Task brief:
If a line in the data below holds the word "Hiller", copy it.

•••

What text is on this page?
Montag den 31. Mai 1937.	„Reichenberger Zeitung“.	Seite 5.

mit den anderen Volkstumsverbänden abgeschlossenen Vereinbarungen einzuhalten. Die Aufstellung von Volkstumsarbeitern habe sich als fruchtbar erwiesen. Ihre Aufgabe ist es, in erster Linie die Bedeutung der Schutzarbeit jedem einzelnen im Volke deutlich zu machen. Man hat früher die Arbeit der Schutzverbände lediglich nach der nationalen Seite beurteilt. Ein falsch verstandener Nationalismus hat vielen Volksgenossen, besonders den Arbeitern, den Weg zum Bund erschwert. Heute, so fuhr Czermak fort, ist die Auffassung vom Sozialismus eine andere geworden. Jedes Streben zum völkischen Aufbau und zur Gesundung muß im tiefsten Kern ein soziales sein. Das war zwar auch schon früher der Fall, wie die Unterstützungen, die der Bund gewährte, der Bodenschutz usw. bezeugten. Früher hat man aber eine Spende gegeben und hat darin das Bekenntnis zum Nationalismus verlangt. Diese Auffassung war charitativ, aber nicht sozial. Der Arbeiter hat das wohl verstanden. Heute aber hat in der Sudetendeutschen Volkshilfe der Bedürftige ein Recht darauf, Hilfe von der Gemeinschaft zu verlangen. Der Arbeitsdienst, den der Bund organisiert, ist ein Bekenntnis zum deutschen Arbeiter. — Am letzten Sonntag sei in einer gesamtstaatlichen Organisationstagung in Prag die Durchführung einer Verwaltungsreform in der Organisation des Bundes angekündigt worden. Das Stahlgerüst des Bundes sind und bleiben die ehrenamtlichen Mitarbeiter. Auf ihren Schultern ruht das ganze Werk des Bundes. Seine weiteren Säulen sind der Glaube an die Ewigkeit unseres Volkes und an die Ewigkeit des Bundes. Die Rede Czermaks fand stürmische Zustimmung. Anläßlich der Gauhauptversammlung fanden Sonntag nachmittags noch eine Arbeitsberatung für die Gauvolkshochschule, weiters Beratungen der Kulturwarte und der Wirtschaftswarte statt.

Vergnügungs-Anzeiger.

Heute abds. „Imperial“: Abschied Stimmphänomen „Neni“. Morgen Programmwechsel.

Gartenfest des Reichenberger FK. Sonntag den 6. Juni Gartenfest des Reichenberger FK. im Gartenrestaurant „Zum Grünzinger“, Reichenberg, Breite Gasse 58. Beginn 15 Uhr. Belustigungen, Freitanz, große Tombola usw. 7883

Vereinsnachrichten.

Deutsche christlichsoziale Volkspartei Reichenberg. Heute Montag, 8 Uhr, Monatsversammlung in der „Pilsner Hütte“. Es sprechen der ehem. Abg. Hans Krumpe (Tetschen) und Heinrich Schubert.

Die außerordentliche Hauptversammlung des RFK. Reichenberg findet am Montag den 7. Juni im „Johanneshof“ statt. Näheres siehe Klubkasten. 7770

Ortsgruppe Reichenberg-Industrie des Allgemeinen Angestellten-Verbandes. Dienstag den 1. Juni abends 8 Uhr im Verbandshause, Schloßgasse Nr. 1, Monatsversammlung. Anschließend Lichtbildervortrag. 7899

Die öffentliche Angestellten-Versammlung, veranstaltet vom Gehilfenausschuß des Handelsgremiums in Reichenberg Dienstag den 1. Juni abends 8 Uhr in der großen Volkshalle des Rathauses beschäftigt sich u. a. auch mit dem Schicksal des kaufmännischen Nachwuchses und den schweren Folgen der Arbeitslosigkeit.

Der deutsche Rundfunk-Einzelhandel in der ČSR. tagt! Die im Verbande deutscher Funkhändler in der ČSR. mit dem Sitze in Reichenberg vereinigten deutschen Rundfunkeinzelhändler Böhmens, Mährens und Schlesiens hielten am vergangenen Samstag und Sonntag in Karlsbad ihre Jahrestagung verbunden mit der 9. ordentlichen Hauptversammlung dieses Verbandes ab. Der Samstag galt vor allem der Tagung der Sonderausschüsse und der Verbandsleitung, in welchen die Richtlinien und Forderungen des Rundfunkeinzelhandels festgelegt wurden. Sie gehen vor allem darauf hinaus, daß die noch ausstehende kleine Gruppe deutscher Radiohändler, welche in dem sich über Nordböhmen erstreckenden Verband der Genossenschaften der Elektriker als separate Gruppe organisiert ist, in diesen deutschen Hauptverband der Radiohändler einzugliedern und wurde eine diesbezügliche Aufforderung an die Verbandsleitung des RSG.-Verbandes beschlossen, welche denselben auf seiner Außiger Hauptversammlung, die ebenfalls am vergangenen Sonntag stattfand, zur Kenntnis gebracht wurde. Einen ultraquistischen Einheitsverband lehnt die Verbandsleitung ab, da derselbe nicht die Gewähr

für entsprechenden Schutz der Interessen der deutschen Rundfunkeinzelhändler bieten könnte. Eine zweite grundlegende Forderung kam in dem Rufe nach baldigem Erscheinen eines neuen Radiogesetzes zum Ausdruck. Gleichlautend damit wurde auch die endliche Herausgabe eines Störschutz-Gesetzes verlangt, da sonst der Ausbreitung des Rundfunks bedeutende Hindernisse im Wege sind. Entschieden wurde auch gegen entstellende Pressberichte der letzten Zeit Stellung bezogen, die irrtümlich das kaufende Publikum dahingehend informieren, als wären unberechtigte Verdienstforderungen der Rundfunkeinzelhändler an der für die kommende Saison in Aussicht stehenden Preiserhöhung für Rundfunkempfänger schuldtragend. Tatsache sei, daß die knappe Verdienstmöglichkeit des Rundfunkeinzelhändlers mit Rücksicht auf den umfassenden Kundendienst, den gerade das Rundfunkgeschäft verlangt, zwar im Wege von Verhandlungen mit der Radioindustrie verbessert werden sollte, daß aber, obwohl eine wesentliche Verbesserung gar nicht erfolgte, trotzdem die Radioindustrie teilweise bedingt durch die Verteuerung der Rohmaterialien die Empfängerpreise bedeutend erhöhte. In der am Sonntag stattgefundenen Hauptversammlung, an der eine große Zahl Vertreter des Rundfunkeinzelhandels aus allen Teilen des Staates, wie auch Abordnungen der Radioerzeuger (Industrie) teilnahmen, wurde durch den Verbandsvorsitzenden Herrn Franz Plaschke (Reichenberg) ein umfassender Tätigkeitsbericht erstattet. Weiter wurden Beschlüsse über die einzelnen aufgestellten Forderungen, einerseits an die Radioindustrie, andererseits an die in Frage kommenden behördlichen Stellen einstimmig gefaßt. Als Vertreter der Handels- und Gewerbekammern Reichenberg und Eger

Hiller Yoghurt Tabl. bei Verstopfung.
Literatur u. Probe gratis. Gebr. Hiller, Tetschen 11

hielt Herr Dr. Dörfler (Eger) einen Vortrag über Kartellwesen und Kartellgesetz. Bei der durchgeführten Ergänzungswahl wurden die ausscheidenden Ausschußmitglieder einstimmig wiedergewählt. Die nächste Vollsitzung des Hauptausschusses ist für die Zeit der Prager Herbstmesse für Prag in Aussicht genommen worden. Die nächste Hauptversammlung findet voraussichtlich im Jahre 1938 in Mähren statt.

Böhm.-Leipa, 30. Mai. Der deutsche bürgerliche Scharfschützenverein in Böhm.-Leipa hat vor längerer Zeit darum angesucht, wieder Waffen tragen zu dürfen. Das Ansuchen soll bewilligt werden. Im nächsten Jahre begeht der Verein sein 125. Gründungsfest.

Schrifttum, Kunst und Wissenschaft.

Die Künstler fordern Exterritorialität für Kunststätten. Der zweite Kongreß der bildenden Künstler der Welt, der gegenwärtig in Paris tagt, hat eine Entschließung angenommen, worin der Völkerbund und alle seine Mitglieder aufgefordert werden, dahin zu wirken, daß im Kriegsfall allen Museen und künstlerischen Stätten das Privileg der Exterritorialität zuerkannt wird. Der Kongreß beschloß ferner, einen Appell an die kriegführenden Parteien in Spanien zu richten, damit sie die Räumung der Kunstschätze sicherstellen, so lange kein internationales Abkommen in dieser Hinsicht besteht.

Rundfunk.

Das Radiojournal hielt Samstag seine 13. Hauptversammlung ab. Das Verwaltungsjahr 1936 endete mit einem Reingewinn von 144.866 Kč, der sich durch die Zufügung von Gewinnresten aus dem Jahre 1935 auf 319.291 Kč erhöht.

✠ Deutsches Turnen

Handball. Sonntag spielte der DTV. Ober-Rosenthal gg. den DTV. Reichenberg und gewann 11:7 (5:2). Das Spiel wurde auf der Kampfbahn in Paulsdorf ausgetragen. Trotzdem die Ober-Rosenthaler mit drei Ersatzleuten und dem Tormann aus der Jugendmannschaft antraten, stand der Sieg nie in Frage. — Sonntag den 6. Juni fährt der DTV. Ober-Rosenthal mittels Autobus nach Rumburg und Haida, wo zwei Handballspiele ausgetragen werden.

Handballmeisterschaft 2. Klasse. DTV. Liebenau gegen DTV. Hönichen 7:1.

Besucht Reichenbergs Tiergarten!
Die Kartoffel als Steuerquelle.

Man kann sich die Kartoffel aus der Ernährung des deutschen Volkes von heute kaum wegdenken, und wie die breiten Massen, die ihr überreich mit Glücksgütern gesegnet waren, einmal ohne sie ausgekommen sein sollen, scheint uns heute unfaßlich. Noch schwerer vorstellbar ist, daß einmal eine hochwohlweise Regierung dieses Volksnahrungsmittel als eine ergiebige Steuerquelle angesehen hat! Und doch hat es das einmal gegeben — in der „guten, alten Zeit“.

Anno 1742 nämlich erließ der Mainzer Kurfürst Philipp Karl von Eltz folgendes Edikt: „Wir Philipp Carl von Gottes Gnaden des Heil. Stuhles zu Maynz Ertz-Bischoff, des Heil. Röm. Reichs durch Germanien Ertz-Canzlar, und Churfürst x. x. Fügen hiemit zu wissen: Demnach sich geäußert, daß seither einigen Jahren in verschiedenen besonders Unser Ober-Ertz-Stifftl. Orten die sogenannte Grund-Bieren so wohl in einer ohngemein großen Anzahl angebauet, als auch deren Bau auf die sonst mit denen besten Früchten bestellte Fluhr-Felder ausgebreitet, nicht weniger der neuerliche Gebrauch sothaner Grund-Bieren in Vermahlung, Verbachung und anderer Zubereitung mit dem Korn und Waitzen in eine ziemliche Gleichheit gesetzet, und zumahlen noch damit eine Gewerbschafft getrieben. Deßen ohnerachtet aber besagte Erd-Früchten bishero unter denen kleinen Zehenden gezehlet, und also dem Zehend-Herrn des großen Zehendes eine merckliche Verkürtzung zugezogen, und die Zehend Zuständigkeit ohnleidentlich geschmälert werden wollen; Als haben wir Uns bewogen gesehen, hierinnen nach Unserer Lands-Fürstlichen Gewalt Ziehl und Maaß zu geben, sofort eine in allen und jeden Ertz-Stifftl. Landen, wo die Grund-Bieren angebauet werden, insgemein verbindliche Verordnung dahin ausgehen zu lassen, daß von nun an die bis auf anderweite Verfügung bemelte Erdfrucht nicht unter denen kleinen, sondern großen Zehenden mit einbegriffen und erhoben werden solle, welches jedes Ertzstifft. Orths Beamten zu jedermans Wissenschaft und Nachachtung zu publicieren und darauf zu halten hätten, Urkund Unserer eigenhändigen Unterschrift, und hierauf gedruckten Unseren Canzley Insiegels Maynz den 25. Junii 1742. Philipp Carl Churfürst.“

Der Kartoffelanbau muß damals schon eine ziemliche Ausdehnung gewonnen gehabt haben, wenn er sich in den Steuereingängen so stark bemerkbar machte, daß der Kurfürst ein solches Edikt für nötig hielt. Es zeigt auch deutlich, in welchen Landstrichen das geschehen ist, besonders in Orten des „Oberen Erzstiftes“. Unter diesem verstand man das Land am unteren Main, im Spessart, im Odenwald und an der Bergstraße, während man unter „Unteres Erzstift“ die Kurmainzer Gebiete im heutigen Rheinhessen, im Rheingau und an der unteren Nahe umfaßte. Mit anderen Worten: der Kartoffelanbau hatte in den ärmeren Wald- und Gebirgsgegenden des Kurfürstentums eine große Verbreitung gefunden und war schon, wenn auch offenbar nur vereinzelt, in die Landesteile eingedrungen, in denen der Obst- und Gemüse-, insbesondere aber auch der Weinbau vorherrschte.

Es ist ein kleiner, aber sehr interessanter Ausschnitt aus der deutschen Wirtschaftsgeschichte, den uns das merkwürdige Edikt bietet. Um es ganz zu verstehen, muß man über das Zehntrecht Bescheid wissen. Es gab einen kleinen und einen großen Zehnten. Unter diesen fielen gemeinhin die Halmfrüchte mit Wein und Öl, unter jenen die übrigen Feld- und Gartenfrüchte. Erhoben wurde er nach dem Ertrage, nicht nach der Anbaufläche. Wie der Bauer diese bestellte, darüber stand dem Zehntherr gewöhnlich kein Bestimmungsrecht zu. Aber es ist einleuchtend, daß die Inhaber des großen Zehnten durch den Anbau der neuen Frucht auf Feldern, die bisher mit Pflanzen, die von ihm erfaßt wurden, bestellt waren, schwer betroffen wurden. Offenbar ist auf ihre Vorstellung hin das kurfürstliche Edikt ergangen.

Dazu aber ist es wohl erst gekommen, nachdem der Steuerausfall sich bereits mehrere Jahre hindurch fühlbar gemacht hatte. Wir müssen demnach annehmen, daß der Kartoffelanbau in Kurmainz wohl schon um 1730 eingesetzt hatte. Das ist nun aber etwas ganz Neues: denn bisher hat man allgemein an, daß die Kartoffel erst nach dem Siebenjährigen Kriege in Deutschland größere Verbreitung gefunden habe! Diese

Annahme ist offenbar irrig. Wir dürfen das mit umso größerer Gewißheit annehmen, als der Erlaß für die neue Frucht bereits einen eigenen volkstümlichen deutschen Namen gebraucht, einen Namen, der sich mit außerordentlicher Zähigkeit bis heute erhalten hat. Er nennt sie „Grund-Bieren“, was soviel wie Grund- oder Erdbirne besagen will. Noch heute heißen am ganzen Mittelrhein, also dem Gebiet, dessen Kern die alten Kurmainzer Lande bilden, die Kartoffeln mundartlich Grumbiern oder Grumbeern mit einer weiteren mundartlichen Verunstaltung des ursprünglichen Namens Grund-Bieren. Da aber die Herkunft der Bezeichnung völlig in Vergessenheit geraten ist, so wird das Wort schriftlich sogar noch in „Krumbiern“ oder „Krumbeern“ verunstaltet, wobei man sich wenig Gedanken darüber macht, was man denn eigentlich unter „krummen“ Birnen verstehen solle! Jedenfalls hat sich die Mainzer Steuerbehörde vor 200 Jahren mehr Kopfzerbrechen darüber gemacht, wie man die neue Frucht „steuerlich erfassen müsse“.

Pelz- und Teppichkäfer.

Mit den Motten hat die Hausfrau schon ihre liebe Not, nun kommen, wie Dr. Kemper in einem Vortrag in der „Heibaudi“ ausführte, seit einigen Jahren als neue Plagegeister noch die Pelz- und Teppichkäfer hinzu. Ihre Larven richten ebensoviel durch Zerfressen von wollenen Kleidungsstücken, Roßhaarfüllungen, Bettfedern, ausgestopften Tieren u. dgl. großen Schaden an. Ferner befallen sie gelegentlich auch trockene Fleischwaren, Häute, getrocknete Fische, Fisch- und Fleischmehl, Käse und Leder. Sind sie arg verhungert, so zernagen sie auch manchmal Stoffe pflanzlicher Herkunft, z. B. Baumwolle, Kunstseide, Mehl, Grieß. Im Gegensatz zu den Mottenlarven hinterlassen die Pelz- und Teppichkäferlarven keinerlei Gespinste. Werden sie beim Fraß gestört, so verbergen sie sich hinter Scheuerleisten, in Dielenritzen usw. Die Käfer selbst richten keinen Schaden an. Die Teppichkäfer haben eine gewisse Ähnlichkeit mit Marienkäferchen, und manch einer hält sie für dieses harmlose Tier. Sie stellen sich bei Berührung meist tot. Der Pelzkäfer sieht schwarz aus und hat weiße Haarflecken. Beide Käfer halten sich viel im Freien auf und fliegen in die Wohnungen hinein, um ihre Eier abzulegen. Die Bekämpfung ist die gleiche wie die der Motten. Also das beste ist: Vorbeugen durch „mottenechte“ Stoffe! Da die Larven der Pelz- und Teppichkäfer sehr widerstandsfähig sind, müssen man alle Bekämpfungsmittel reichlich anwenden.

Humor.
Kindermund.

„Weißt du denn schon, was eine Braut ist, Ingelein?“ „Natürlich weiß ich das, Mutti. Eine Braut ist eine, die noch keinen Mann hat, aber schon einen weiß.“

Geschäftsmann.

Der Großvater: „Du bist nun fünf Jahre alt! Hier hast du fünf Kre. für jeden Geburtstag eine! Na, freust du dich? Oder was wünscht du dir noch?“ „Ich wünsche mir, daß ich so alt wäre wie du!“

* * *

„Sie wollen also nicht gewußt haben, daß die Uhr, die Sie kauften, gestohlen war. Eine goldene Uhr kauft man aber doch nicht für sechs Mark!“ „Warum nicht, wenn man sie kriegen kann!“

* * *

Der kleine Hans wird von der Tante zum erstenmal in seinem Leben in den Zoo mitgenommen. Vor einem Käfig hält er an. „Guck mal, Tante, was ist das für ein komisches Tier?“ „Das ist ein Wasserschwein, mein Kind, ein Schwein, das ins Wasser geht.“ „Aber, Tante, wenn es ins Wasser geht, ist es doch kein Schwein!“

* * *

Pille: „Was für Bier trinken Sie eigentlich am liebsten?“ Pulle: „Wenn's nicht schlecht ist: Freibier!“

•••

Task solution:
Hiller Yoghurt Tabl. bei Verstopfung.
Literatur u. Probe gratis. Gebr. Hiller, Tetschen 11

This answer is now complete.